§ **Dataset**:
┌────────
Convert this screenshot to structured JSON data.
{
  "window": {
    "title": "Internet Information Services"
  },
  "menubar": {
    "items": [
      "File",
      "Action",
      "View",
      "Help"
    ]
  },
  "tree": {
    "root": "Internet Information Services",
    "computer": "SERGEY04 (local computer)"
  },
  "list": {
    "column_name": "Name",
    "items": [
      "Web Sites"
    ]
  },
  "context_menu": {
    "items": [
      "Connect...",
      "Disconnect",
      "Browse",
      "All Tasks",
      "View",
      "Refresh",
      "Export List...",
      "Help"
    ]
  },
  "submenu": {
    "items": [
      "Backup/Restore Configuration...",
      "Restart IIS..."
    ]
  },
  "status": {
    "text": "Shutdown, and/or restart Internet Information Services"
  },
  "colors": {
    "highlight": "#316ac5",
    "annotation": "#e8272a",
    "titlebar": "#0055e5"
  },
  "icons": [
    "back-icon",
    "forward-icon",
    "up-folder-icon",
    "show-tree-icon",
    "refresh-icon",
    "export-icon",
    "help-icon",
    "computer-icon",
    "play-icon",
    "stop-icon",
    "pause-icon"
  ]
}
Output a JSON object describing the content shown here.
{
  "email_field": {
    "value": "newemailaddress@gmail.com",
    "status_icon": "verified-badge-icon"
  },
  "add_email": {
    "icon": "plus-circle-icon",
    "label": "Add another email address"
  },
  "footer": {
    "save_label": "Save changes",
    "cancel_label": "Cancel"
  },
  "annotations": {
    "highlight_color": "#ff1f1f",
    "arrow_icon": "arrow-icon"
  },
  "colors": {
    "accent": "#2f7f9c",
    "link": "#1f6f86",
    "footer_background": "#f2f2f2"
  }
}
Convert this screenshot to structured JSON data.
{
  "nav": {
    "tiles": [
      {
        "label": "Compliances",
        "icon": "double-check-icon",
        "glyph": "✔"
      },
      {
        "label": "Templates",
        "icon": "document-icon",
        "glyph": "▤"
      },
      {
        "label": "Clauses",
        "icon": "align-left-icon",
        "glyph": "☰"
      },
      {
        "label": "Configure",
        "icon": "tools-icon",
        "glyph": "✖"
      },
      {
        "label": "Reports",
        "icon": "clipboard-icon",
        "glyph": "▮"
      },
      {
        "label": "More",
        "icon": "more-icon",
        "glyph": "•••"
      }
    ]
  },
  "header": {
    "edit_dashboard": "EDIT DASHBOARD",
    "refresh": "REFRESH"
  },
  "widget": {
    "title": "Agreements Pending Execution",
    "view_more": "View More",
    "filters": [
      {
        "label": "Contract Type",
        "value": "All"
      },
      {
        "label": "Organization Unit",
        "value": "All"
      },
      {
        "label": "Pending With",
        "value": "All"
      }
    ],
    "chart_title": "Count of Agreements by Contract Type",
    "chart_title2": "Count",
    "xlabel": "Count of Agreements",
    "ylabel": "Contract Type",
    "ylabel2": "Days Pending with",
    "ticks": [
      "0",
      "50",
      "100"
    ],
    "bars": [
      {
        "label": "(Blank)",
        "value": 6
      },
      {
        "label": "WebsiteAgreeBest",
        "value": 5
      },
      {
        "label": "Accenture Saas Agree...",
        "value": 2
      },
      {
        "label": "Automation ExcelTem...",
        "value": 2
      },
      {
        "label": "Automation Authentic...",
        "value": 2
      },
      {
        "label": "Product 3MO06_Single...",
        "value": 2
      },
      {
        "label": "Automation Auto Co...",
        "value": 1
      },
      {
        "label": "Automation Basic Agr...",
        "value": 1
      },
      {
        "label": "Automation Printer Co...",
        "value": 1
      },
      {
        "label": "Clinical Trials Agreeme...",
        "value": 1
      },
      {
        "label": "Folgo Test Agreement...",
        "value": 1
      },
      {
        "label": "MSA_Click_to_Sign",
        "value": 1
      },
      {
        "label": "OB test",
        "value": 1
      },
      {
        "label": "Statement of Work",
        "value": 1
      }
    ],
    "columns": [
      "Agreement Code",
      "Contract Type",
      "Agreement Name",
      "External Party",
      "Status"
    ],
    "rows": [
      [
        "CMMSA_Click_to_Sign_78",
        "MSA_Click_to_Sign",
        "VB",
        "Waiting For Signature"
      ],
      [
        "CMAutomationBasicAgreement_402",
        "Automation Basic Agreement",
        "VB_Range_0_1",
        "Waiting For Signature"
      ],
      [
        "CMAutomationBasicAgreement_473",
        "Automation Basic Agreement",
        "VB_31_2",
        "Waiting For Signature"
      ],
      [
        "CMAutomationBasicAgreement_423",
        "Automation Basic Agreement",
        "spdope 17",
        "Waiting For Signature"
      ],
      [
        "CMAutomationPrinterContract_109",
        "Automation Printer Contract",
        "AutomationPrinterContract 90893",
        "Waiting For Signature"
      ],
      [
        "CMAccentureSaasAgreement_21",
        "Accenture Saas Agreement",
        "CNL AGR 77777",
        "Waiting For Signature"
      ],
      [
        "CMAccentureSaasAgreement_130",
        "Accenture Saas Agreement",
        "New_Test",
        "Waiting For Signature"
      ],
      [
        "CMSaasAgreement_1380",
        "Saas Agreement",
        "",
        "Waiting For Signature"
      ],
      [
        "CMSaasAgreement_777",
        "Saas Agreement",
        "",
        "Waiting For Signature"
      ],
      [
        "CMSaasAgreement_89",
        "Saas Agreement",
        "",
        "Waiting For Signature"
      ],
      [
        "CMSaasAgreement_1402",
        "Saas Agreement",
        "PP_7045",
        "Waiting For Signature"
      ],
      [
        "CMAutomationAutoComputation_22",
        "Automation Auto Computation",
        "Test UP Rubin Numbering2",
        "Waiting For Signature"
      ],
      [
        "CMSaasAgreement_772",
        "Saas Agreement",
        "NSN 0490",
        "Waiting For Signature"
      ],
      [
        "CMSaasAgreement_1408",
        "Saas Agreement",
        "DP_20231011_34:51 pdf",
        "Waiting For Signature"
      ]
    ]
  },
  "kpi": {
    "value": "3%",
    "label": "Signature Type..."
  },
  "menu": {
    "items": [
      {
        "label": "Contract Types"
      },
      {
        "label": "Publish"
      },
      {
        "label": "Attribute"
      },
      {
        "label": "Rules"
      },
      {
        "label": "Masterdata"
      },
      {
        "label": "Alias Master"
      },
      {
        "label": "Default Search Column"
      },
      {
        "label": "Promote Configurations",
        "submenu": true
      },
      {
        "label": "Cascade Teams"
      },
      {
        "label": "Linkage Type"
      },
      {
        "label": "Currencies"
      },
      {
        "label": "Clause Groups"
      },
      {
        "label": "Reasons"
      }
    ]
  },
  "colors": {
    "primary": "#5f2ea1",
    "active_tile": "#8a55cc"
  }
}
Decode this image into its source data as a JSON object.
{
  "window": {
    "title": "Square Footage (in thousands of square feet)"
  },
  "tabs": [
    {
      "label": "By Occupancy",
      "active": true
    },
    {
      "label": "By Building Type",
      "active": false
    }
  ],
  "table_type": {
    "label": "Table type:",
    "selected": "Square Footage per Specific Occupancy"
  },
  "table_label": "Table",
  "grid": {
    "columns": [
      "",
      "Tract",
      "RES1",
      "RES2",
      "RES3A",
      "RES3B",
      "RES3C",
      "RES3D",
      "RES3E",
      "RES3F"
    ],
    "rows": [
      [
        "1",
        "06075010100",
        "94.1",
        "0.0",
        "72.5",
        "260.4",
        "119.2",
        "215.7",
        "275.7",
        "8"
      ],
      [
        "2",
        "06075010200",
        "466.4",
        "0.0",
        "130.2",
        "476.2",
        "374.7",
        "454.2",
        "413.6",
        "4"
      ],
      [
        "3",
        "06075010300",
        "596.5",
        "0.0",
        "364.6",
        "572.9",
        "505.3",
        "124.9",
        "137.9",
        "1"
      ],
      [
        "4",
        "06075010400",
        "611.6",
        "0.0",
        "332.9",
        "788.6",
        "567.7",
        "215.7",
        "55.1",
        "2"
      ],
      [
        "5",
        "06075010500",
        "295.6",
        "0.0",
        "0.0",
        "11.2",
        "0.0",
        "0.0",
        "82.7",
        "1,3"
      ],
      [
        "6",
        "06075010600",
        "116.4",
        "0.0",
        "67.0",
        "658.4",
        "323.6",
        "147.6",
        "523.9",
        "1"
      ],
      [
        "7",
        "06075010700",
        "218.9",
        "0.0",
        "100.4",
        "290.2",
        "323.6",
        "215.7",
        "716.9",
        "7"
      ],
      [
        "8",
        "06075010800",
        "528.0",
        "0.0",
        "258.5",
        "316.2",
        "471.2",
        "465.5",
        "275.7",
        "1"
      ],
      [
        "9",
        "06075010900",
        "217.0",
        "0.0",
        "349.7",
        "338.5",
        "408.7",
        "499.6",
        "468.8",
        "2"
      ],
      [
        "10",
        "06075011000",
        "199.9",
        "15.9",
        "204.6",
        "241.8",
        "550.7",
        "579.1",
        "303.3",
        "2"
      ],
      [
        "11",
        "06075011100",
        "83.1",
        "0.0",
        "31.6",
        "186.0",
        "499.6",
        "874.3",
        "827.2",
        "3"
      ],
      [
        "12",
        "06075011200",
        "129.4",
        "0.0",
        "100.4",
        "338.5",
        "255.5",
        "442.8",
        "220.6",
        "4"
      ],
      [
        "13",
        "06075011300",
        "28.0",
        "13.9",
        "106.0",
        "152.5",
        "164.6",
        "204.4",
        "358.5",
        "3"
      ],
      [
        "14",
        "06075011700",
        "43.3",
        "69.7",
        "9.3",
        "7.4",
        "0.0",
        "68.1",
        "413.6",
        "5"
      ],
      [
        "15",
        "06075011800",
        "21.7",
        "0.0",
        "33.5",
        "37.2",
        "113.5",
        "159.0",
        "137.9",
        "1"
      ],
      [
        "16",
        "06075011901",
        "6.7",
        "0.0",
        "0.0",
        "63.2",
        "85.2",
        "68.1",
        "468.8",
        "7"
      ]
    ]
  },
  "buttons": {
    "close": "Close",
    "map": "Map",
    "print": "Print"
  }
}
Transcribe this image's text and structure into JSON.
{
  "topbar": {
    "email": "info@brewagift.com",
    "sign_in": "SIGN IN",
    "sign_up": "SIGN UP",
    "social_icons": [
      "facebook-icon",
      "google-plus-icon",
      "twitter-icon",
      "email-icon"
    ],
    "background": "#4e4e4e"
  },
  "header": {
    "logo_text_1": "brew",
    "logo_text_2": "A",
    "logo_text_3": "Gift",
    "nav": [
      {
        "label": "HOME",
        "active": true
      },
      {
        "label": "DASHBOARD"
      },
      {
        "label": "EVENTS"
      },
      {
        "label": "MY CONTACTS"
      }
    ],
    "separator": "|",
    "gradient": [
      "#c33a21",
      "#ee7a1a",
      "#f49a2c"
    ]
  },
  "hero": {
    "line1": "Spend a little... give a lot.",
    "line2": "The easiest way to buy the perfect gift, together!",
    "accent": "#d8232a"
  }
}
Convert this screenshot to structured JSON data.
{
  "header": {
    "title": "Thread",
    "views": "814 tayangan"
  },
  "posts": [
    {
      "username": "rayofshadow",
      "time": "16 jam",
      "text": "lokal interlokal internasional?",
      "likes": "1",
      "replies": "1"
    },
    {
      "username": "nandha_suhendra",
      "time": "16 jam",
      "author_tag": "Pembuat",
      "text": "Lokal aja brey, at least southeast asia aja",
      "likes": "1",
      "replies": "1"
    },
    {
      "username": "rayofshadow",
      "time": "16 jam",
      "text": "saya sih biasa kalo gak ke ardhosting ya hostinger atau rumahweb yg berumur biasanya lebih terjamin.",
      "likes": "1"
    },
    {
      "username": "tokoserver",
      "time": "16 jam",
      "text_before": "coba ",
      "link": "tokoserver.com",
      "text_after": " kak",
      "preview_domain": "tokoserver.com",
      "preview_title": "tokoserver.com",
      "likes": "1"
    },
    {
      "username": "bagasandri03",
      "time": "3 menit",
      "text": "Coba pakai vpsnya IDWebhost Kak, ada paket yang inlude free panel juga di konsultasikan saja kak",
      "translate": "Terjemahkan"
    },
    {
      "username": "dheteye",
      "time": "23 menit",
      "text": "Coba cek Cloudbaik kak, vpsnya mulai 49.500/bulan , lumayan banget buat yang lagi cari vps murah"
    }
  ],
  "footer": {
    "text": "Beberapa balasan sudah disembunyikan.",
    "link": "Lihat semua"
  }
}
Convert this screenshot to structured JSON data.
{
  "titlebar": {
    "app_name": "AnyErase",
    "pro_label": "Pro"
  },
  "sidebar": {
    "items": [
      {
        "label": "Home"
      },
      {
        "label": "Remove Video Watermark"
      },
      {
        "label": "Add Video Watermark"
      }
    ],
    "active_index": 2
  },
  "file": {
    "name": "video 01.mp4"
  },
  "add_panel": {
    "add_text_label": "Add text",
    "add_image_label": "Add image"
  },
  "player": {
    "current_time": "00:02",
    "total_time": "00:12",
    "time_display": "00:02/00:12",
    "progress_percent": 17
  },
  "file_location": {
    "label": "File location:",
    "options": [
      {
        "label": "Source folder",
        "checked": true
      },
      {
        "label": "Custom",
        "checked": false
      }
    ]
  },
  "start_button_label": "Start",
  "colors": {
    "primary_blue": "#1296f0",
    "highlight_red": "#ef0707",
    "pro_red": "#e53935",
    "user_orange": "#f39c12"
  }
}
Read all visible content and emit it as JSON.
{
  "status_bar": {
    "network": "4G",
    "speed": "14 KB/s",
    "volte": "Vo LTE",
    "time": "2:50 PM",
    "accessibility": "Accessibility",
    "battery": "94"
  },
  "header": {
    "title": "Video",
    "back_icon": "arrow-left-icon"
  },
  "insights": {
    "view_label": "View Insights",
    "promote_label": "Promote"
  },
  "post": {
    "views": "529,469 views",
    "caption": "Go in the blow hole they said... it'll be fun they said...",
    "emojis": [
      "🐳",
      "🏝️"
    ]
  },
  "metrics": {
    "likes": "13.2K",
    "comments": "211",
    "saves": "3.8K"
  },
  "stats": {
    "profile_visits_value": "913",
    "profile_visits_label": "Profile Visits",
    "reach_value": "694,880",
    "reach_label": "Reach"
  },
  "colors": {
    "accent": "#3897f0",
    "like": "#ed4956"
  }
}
└────────
§ **Given request**:
Check each line in the listing above for the string "Agreements", then report how many lines contain it, with no other text.

§ **Written solution**:
3